Data entries:
────────

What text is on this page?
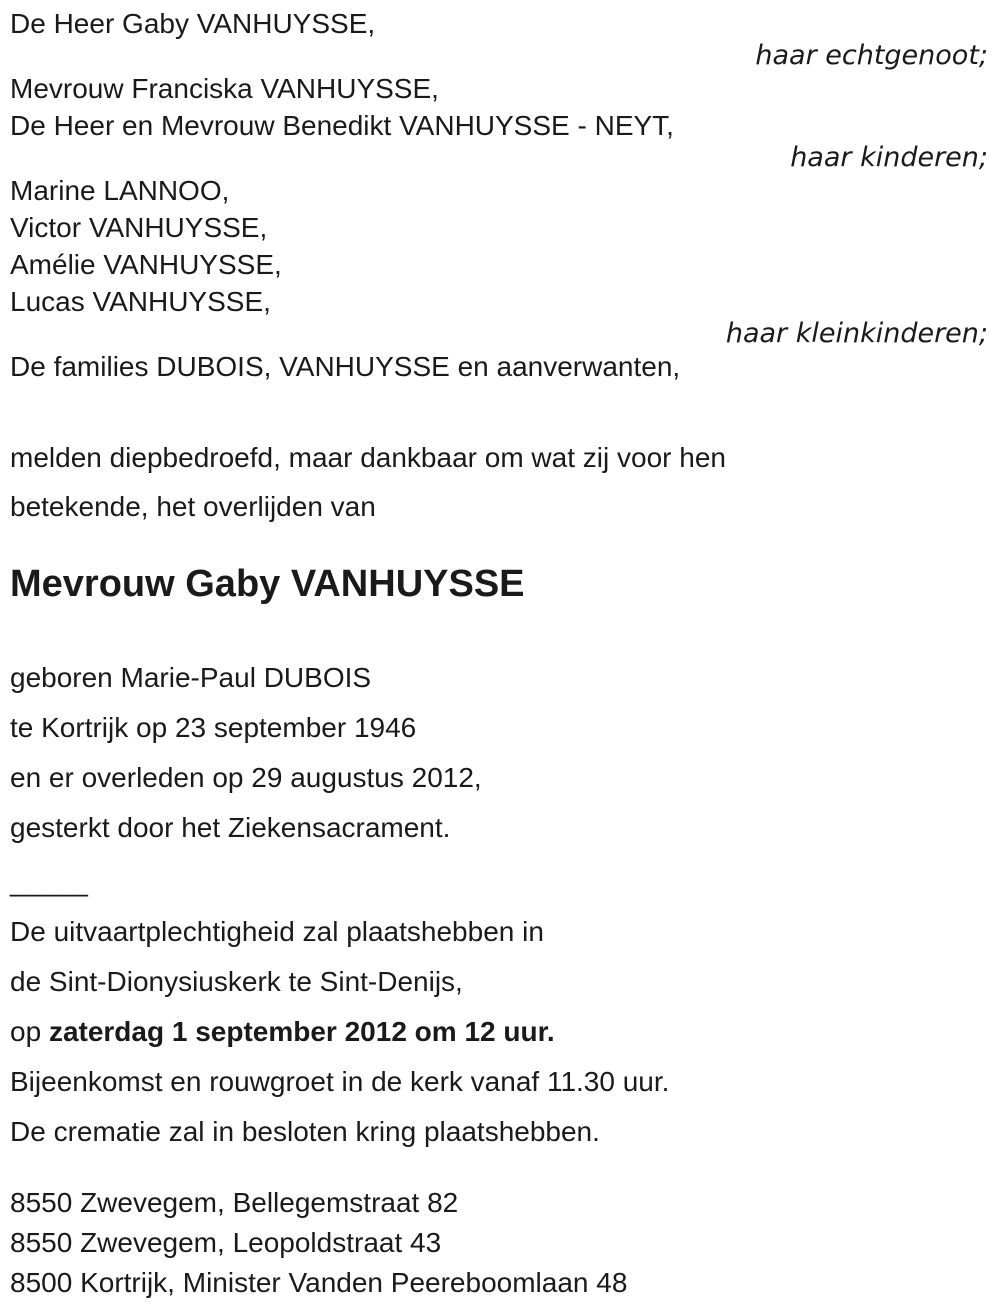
De Heer Gaby VANHUYSSE,
haar echtgenoot;
Mevrouw Franciska VANHUYSSE,
De Heer en Mevrouw Benedikt VANHUYSSE - NEYT,
haar kinderen;
Marine LANNOO,
Victor VANHUYSSE,
Amélie VANHUYSSE,
Lucas VANHUYSSE,
haar kleinkinderen;
De families DUBOIS, VANHUYSSE en aanverwanten,
melden diepbedroefd, maar dankbaar om wat zij voor hen
betekende, het overlijden van
Mevrouw Gaby VANHUYSSE
geboren Marie-Paul DUBOIS
te Kortrijk op 23 september 1946
en er overleden op 29 augustus 2012,
gesterkt door het Ziekensacrament.
_____
De uitvaartplechtigheid zal plaatshebben in
de Sint-Dionysiuskerk te Sint-Denijs,
op zaterdag 1 september 2012 om 12 uur.
Bijeenkomst en rouwgroet in de kerk vanaf 11.30 uur.
De crematie zal in besloten kring plaatshebben.
8550 Zwevegem, Bellegemstraat 82
8550 Zwevegem, Leopoldstraat 43
8500 Kortrijk, Minister Vanden Peereboomlaan 48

────────

For the data above, state how many lines contain "VANHUYSSE"; the number is the whole answer.

* RESULT OF THIS EXERCISE
8